Description of the task: Leave out the pictures and repeat the rest of the material exactly.

-- begin --

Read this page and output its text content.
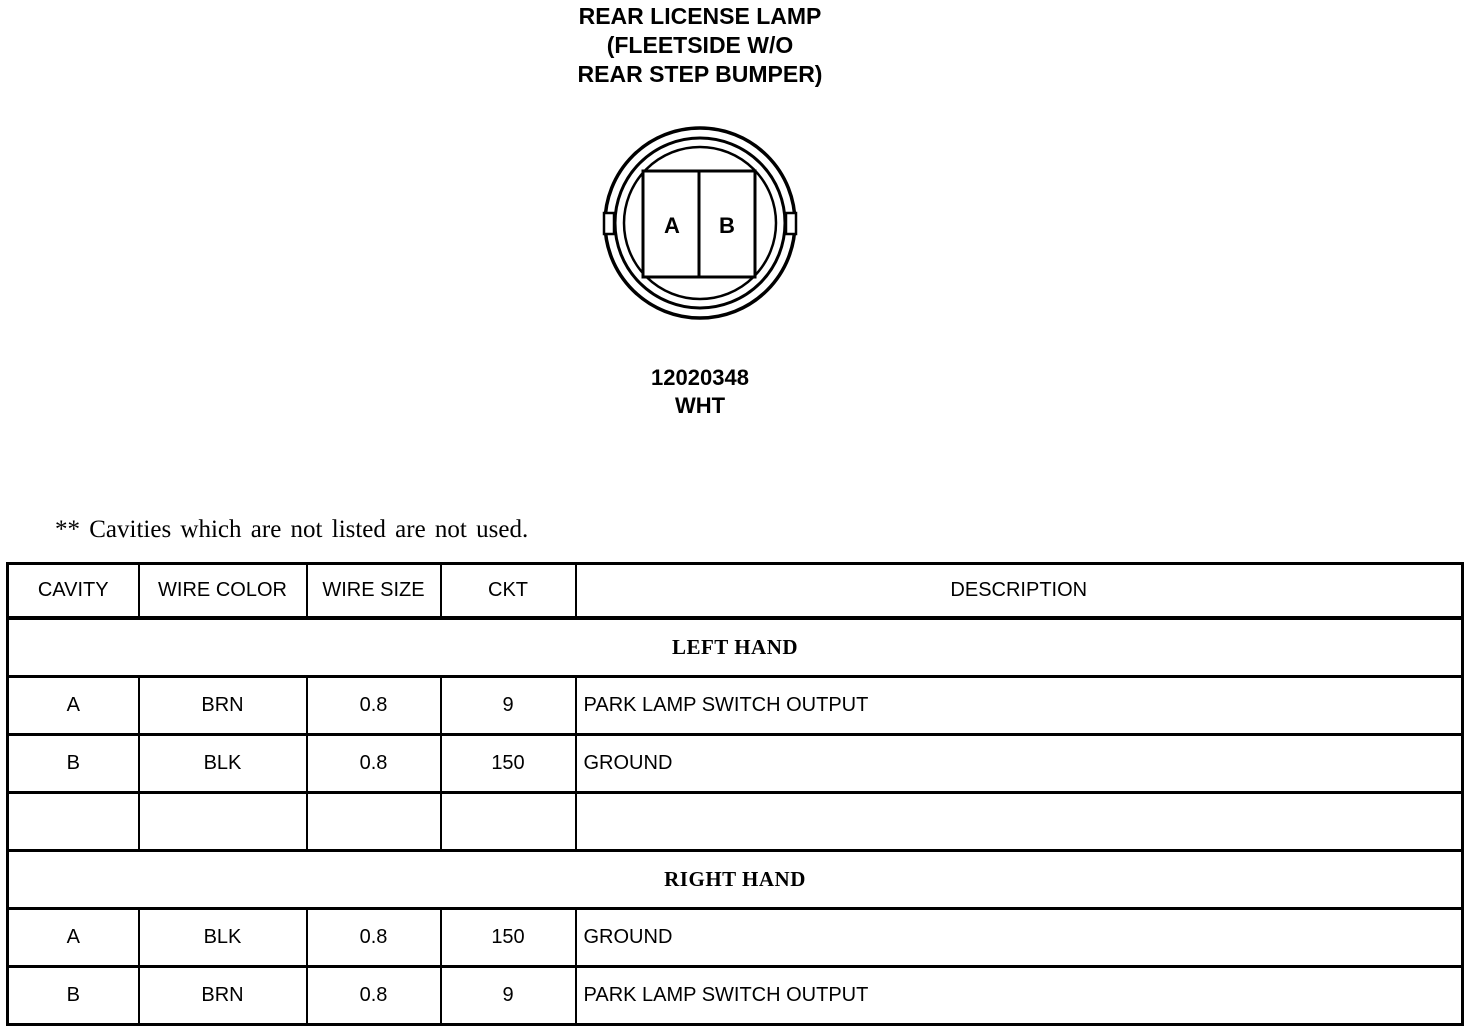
REAR LICENSE LAMP
(FLEETSIDE W/O
REAR STEP BUMPER)
A B
12020348
WHT
** Cavities which are not listed are not used.
CAVITY	WIRE COLOR	WIRE SIZE	CKT	DESCRIPTION
LEFT HAND				
A	BRN	0.8	9	PARK LAMP SWITCH OUTPUT
B	BLK	0.8	150	GROUND

RIGHT HAND				
A	BLK	0.8	150	GROUND
B	BRN	0.8	9	PARK LAMP SWITCH OUTPUT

-- end --

Output:
Read this page and output its text content.
REAR LICENSE LAMP
(FLEETSIDE W/O
REAR STEP BUMPER)
A B
12020348
WHT
** Cavities which are not listed are not used.
CAVITY	WIRE COLOR	WIRE SIZE	CKT	DESCRIPTION
LEFT HAND				
A	BRN	0.8	9	PARK LAMP SWITCH OUTPUT
B	BLK	0.8	150	GROUND

RIGHT HAND				
A	BLK	0.8	150	GROUND
B	BRN	0.8	9	PARK LAMP SWITCH OUTPUT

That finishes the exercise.